▸ **What you will do**:
Please state how many lines in the records contain the string "Missing", with no words besides the number.

▸ **Source data**:
(begin)

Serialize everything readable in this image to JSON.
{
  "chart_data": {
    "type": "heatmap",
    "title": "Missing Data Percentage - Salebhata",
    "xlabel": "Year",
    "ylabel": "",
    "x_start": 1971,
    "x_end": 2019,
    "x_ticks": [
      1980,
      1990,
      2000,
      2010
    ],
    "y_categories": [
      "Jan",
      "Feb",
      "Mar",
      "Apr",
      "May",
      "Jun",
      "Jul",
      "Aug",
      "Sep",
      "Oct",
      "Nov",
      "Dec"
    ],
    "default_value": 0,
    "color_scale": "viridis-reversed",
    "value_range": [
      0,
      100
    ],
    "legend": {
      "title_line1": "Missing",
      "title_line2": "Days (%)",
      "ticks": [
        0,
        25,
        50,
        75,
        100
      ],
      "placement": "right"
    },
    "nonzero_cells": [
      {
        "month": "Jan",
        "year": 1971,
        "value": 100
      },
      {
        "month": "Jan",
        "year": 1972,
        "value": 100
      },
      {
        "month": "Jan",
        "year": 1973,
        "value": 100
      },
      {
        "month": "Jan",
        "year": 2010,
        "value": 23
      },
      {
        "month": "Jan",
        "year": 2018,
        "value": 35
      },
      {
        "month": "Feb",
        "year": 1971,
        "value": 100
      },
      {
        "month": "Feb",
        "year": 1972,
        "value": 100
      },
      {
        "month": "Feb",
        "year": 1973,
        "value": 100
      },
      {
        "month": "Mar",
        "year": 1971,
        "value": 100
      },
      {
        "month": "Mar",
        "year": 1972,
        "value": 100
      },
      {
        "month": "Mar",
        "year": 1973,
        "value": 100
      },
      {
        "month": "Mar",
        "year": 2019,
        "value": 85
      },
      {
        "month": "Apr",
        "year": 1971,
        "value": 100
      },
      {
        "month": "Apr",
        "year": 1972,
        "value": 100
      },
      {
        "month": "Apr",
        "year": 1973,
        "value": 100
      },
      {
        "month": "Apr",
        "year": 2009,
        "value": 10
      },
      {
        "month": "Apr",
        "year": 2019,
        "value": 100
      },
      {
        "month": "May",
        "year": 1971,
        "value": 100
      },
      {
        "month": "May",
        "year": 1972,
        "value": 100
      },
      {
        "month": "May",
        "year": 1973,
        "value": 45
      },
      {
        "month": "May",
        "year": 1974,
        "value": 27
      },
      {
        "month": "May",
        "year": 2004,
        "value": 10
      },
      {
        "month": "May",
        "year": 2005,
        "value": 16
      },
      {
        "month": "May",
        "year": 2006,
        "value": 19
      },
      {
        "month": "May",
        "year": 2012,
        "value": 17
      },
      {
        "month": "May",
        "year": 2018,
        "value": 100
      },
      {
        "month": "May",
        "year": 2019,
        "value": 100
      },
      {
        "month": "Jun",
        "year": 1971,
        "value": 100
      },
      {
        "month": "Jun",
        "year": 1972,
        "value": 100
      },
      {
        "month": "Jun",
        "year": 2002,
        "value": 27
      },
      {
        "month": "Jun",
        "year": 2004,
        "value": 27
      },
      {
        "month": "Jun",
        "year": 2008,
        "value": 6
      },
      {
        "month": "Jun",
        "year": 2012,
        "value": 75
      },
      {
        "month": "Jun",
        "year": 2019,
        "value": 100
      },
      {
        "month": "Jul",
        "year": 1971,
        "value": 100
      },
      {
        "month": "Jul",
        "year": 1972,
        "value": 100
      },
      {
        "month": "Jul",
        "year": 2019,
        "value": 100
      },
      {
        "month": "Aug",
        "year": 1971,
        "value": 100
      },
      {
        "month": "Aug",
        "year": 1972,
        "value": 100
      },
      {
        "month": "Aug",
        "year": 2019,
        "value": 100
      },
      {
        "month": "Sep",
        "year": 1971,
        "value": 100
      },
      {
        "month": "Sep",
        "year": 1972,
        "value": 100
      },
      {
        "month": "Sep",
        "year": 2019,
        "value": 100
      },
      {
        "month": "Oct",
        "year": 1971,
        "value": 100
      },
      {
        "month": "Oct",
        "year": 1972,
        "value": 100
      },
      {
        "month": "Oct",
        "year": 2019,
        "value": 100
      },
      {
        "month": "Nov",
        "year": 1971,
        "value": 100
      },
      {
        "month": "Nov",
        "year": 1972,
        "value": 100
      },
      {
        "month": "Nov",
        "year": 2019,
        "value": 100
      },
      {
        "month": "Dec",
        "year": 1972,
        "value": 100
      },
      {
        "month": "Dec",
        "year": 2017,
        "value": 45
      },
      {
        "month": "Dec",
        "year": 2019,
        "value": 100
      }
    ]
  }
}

(end)

▸ **Task answer**:
2